:: INFORMATION PROVIDED
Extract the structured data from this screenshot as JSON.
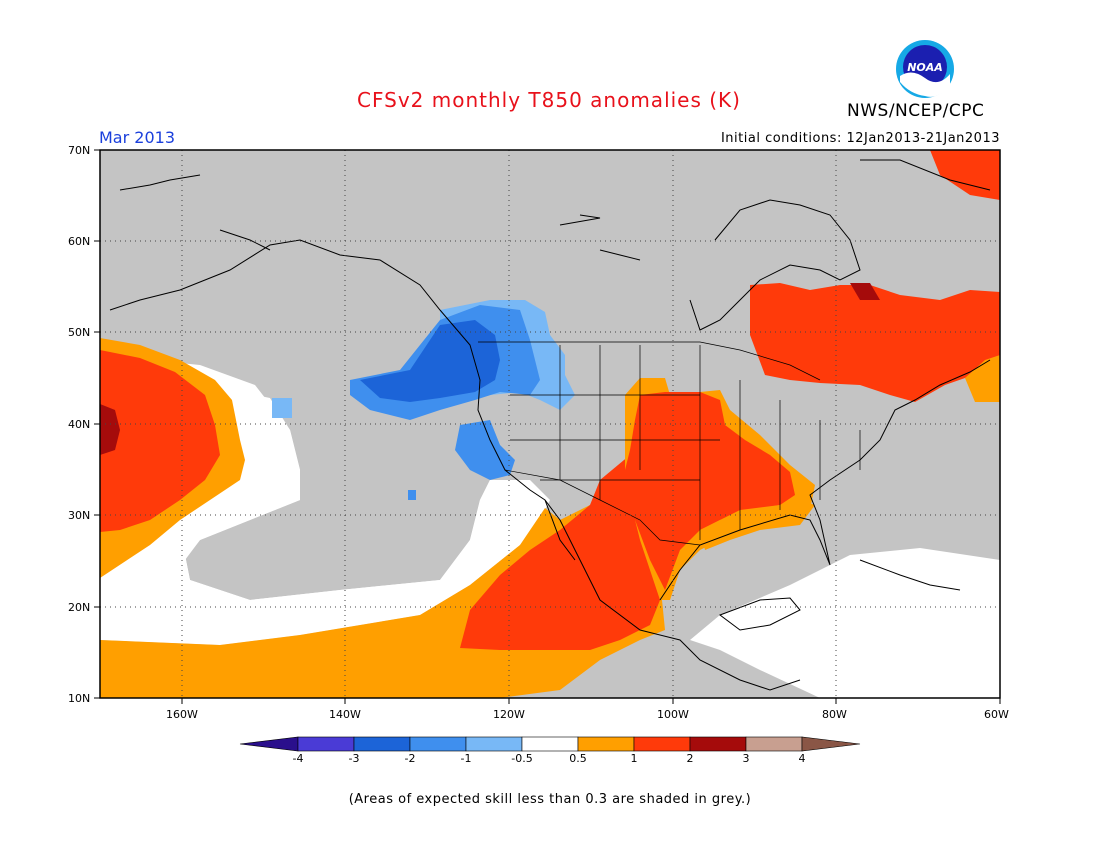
{
  "header": {
    "title": "CFSv2 monthly T850 anomalies (K)",
    "organization": "NWS/NCEP/CPC",
    "logo_text": "NOAA",
    "valid_period": "Mar 2013",
    "initial_conditions": "Initial conditions: 12Jan2013-21Jan2013"
  },
  "map": {
    "lat_labels": [
      "70N",
      "60N",
      "50N",
      "40N",
      "30N",
      "20N",
      "10N"
    ],
    "lon_labels": [
      "160W",
      "140W",
      "120W",
      "100W",
      "80W",
      "60W"
    ],
    "lon_range": [
      -170,
      -60
    ],
    "lat_range": [
      10,
      70
    ],
    "gridlines": "dotted"
  },
  "colorbar": {
    "ticks": [
      "-4",
      "-3",
      "-2",
      "-1",
      "-0.5",
      "0.5",
      "1",
      "2",
      "3",
      "4"
    ],
    "colors": [
      "#2a0f8c",
      "#4a3bd6",
      "#1c64d8",
      "#3f8fee",
      "#78b8f6",
      "#ffffff",
      "#ff9f00",
      "#ff3a0a",
      "#a50b0b",
      "#c89f90",
      "#8a5646"
    ],
    "grey": "#c4c4c4"
  },
  "footnote": "(Areas of expected skill less than 0.3 are shaded in grey.)"
}
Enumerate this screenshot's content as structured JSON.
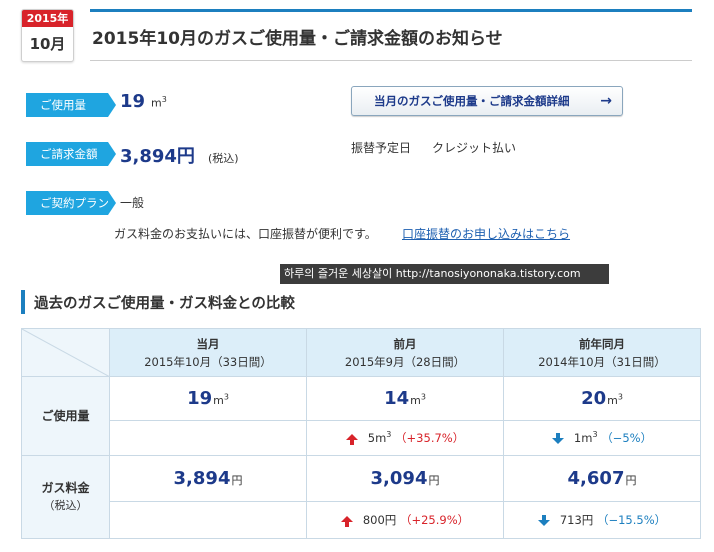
{
  "header": {
    "year_badge": "2015年",
    "month_badge": "10月",
    "title": "2015年10月のガスご使用量・ご請求金額のお知らせ"
  },
  "summary": {
    "usage_label": "ご使用量",
    "usage_value": "19",
    "usage_unit": "m",
    "usage_unit_sup": "3",
    "billing_label": "ご請求金額",
    "billing_value": "3,894円",
    "billing_tax": "(税込)",
    "plan_label": "ご契約プラン",
    "plan_value": "一般",
    "detail_button": "当月のガスご使用量・ご請求金額詳細",
    "payment_label": "振替予定日",
    "payment_value": "クレジット払い",
    "notice_text": "ガス料金のお支払いには、口座振替が便利です。",
    "notice_link": "口座振替のお申し込みはこちら"
  },
  "watermark": "하루의 즐거운 세상살이 http://tanosiyononaka.tistory.com",
  "comparison": {
    "section_title": "過去のガスご使用量・ガス料金との比較",
    "columns": [
      {
        "title": "当月",
        "sub": "2015年10月（33日間）"
      },
      {
        "title": "前月",
        "sub": "2015年9月（28日間）"
      },
      {
        "title": "前年同月",
        "sub": "2014年10月（31日間）"
      }
    ],
    "usage_row": {
      "label": "ご使用量",
      "values": [
        "19",
        "14",
        "20"
      ],
      "unit": "m",
      "unit_sup": "3",
      "diffs": [
        {
          "amount": "",
          "amount_sup": "",
          "pct": ""
        },
        {
          "amount": "5m",
          "amount_sup": "3",
          "pct": "（+35.7%）",
          "direction": "up"
        },
        {
          "amount": "1m",
          "amount_sup": "3",
          "pct": "（−5%）",
          "direction": "down"
        }
      ]
    },
    "fee_row": {
      "label": "ガス料金",
      "sublabel": "（税込）",
      "values": [
        "3,894",
        "3,094",
        "4,607"
      ],
      "unit": "円",
      "diffs": [
        {
          "amount": "",
          "pct": ""
        },
        {
          "amount": "800円",
          "pct": "（+25.9%）",
          "direction": "up"
        },
        {
          "amount": "713円",
          "pct": "（−15.5%）",
          "direction": "down"
        }
      ]
    }
  },
  "colors": {
    "accent_blue": "#1c7fbf",
    "label_blue": "#1fa5e0",
    "value_navy": "#1d3a8a",
    "increase_red": "#d8232a",
    "table_header_bg": "#dceef9"
  }
}
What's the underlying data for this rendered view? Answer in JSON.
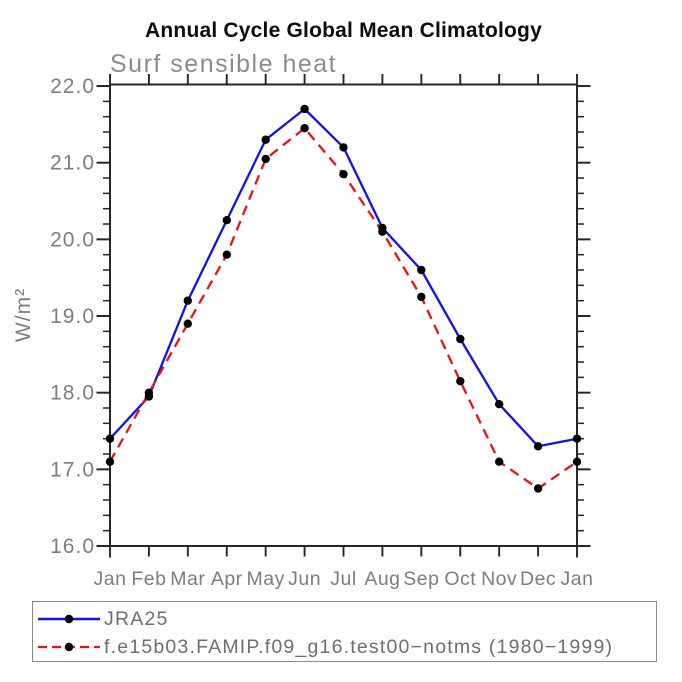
{
  "page": {
    "background": "#ffffff"
  },
  "colors": {
    "axis": "#262626",
    "tick_label_gray": "#7d7d7d",
    "subtitle_gray": "#8c8c8c",
    "legend_text_gray": "#6e6e6e",
    "legend_border": "#8a8a8a",
    "title_black": "#0d0d0d",
    "series_blue": "#1111ee",
    "series_red": "#ee1111",
    "marker_black": "#000000"
  },
  "chart_data": {
    "type": "line",
    "title": "Annual Cycle Global Mean Climatology",
    "subtitle": "Surf sensible heat",
    "ylabel": "W/m²",
    "xlabel": "",
    "categories": [
      "Jan",
      "Feb",
      "Mar",
      "Apr",
      "May",
      "Jun",
      "Jul",
      "Aug",
      "Sep",
      "Oct",
      "Nov",
      "Dec",
      "Jan"
    ],
    "ytick_values": [
      16,
      17,
      18,
      19,
      20,
      21,
      22
    ],
    "ytick_labels": [
      "16.0",
      "17.0",
      "18.0",
      "19.0",
      "20.0",
      "21.0",
      "22.0"
    ],
    "ylim": [
      16.0,
      22.02
    ],
    "minor_tick_step": 0.2,
    "grid": false,
    "legend_position": "bottom",
    "series": [
      {
        "name": "JRA25",
        "line_style": "solid",
        "color_key": "series_blue",
        "marker": "black-dot",
        "values": [
          17.4,
          17.95,
          19.2,
          20.25,
          21.3,
          21.7,
          21.2,
          20.15,
          19.6,
          18.7,
          17.85,
          17.3,
          17.4
        ]
      },
      {
        "name": "f.e15b03.FAMIP.f09_g16.test00−notms (1980−1999)",
        "line_style": "dashed",
        "color_key": "series_red",
        "marker": "black-dot",
        "values": [
          17.1,
          18.0,
          18.9,
          19.8,
          21.05,
          21.45,
          20.85,
          20.1,
          19.25,
          18.15,
          17.1,
          16.75,
          17.1
        ]
      }
    ]
  }
}
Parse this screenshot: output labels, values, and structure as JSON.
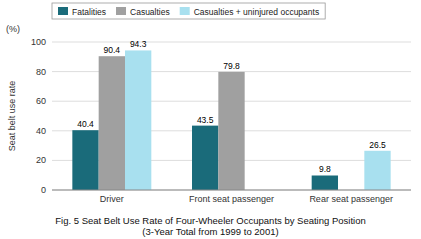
{
  "chart_data": {
    "type": "bar",
    "title": "Fig. 5 Seat Belt Use Rate of Four-Wheeler Occupants by Seating Position",
    "subtitle": "(3-Year Total from 1999 to 2001)",
    "y_label": "Seat belt use rate",
    "annotations": [
      "(%)"
    ],
    "categories": [
      "Driver",
      "Front seat passenger",
      "Rear seat passenger"
    ],
    "series": [
      {
        "name": "Fatalities",
        "color": "#1a6b7a",
        "values": [
          40.4,
          43.5,
          9.8
        ]
      },
      {
        "name": "Casualties",
        "color": "#a0a0a0",
        "values": [
          90.4,
          79.8,
          null
        ]
      },
      {
        "name": "Casualties + uninjured occupants",
        "color": "#a8e0ef",
        "values": [
          94.3,
          null,
          26.5
        ]
      }
    ],
    "ylim": [
      0,
      100
    ],
    "yticks": [
      0,
      20,
      40,
      60,
      80,
      100
    ],
    "grid": true,
    "legend": "top",
    "data_labels": true
  }
}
::::
## WRITTEN EXERCISE
Your copy of the data should match it exactly, except that pictures are left out.

## SOLUTION TO THIS PROBLEM
Extract the structured data from this screenshot as JSON.
{
  "header": {
    "title": "CFSv2 monthly T850 anomalies (K)",
    "organization": "NWS/NCEP/CPC",
    "logo_text": "NOAA",
    "valid_period": "Mar 2013",
    "initial_conditions": "Initial conditions: 12Jan2013-21Jan2013"
  },
  "map": {
    "lat_labels": [
      "70N",
      "60N",
      "50N",
      "40N",
      "30N",
      "20N",
      "10N"
    ],
    "lon_labels": [
      "160W",
      "140W",
      "120W",
      "100W",
      "80W",
      "60W"
    ],
    "lon_range": [
      -170,
      -60
    ],
    "lat_range": [
      10,
      70
    ],
    "gridlines": "dotted"
  },
  "colorbar": {
    "ticks": [
      "-4",
      "-3",
      "-2",
      "-1",
      "-0.5",
      "0.5",
      "1",
      "2",
      "3",
      "4"
    ],
    "colors": [
      "#2a0f8c",
      "#4a3bd6",
      "#1c64d8",
      "#3f8fee",
      "#78b8f6",
      "#ffffff",
      "#ff9f00",
      "#ff3a0a",
      "#a50b0b",
      "#c89f90",
      "#8a5646"
    ],
    "grey": "#c4c4c4"
  },
  "footnote": "(Areas of expected skill less than 0.3 are shaded in grey.)"
}
Enumerate this screenshot's content as structured JSON.
{
  "header": {
    "year_badge": "2015年",
    "month_badge": "10月",
    "title": "2015年10月のガスご使用量・ご請求金額のお知らせ"
  },
  "summary": {
    "usage_label": "ご使用量",
    "usage_value": "19",
    "usage_unit": "m",
    "usage_unit_sup": "3",
    "billing_label": "ご請求金額",
    "billing_value": "3,894円",
    "billing_tax": "(税込)",
    "plan_label": "ご契約プラン",
    "plan_value": "一般",
    "detail_button": "当月のガスご使用量・ご請求金額詳細",
    "payment_label": "振替予定日",
    "payment_value": "クレジット払い",
    "notice_text": "ガス料金のお支払いには、口座振替が便利です。",
    "notice_link": "口座振替のお申し込みはこちら"
  },
  "watermark": "하루의 즐거운 세상살이 http://tanosiyononaka.tistory.com",
  "comparison": {
    "section_title": "過去のガスご使用量・ガス料金との比較",
    "columns": [
      {
        "title": "当月",
        "sub": "2015年10月（33日間）"
      },
      {
        "title": "前月",
        "sub": "2015年9月（28日間）"
      },
      {
        "title": "前年同月",
        "sub": "2014年10月（31日間）"
      }
    ],
    "usage_row": {
      "label": "ご使用量",
      "values": [
        "19",
        "14",
        "20"
      ],
      "unit": "m",
      "unit_sup": "3",
      "diffs": [
        {
          "amount": "",
          "amount_sup": "",
          "pct": ""
        },
        {
          "amount": "5m",
          "amount_sup": "3",
          "pct": "（+35.7%）",
          "direction": "up"
        },
        {
          "amount": "1m",
          "amount_sup": "3",
          "pct": "（−5%）",
          "direction": "down"
        }
      ]
    },
    "fee_row": {
      "label": "ガス料金",
      "sublabel": "（税込）",
      "values": [
        "3,894",
        "3,094",
        "4,607"
      ],
      "unit": "円",
      "diffs": [
        {
          "amount": "",
          "pct": ""
        },
        {
          "amount": "800円",
          "pct": "（+25.9%）",
          "direction": "up"
        },
        {
          "amount": "713円",
          "pct": "（−15.5%）",
          "direction": "down"
        }
      ]
    }
  },
  "colors": {
    "accent_blue": "#1c7fbf",
    "label_blue": "#1fa5e0",
    "value_navy": "#1d3a8a",
    "increase_red": "#d8232a",
    "table_header_bg": "#dceef9"
  }
}
What's the underlying data for this rendered view? Answer in JSON.
{
  "page": {
    "background": "#ffffff"
  },
  "colors": {
    "axis": "#262626",
    "tick_label_gray": "#7d7d7d",
    "subtitle_gray": "#8c8c8c",
    "legend_text_gray": "#6e6e6e",
    "legend_border": "#8a8a8a",
    "title_black": "#0d0d0d",
    "series_blue": "#1111ee",
    "series_red": "#ee1111",
    "marker_black": "#000000"
  },
  "chart_data": {
    "type": "line",
    "title": "Annual Cycle Global Mean Climatology",
    "subtitle": "Surf sensible heat",
    "ylabel": "W/m²",
    "xlabel": "",
    "categories": [
      "Jan",
      "Feb",
      "Mar",
      "Apr",
      "May",
      "Jun",
      "Jul",
      "Aug",
      "Sep",
      "Oct",
      "Nov",
      "Dec",
      "Jan"
    ],
    "ytick_values": [
      16,
      17,
      18,
      19,
      20,
      21,
      22
    ],
    "ytick_labels": [
      "16.0",
      "17.0",
      "18.0",
      "19.0",
      "20.0",
      "21.0",
      "22.0"
    ],
    "ylim": [
      16.0,
      22.02
    ],
    "minor_tick_step": 0.2,
    "grid": false,
    "legend_position": "bottom",
    "series": [
      {
        "name": "JRA25",
        "line_style": "solid",
        "color_key": "series_blue",
        "marker": "black-dot",
        "values": [
          17.4,
          17.95,
          19.2,
          20.25,
          21.3,
          21.7,
          21.2,
          20.15,
          19.6,
          18.7,
          17.85,
          17.3,
          17.4
        ]
      },
      {
        "name": "f.e15b03.FAMIP.f09_g16.test00−notms (1980−1999)",
        "line_style": "dashed",
        "color_key": "series_red",
        "marker": "black-dot",
        "values": [
          17.1,
          18.0,
          18.9,
          19.8,
          21.05,
          21.45,
          20.85,
          20.1,
          19.25,
          18.15,
          17.1,
          16.75,
          17.1
        ]
      }
    ]
  }
}
Parse this screenshot: output labels, values, and structure as JSON.
{
  "chart_data": {
    "type": "bar",
    "title": "Fig. 5 Seat Belt Use Rate of Four-Wheeler Occupants by Seating Position",
    "subtitle": "(3-Year Total from 1999 to 2001)",
    "y_label": "Seat belt use rate",
    "annotations": [
      "(%)"
    ],
    "categories": [
      "Driver",
      "Front seat passenger",
      "Rear seat passenger"
    ],
    "series": [
      {
        "name": "Fatalities",
        "color": "#1a6b7a",
        "values": [
          40.4,
          43.5,
          9.8
        ]
      },
      {
        "name": "Casualties",
        "color": "#a0a0a0",
        "values": [
          90.4,
          79.8,
          null
        ]
      },
      {
        "name": "Casualties + uninjured occupants",
        "color": "#a8e0ef",
        "values": [
          94.3,
          null,
          26.5
        ]
      }
    ],
    "ylim": [
      0,
      100
    ],
    "yticks": [
      0,
      20,
      40,
      60,
      80,
      100
    ],
    "grid": true,
    "legend": "top",
    "data_labels": true
  }
}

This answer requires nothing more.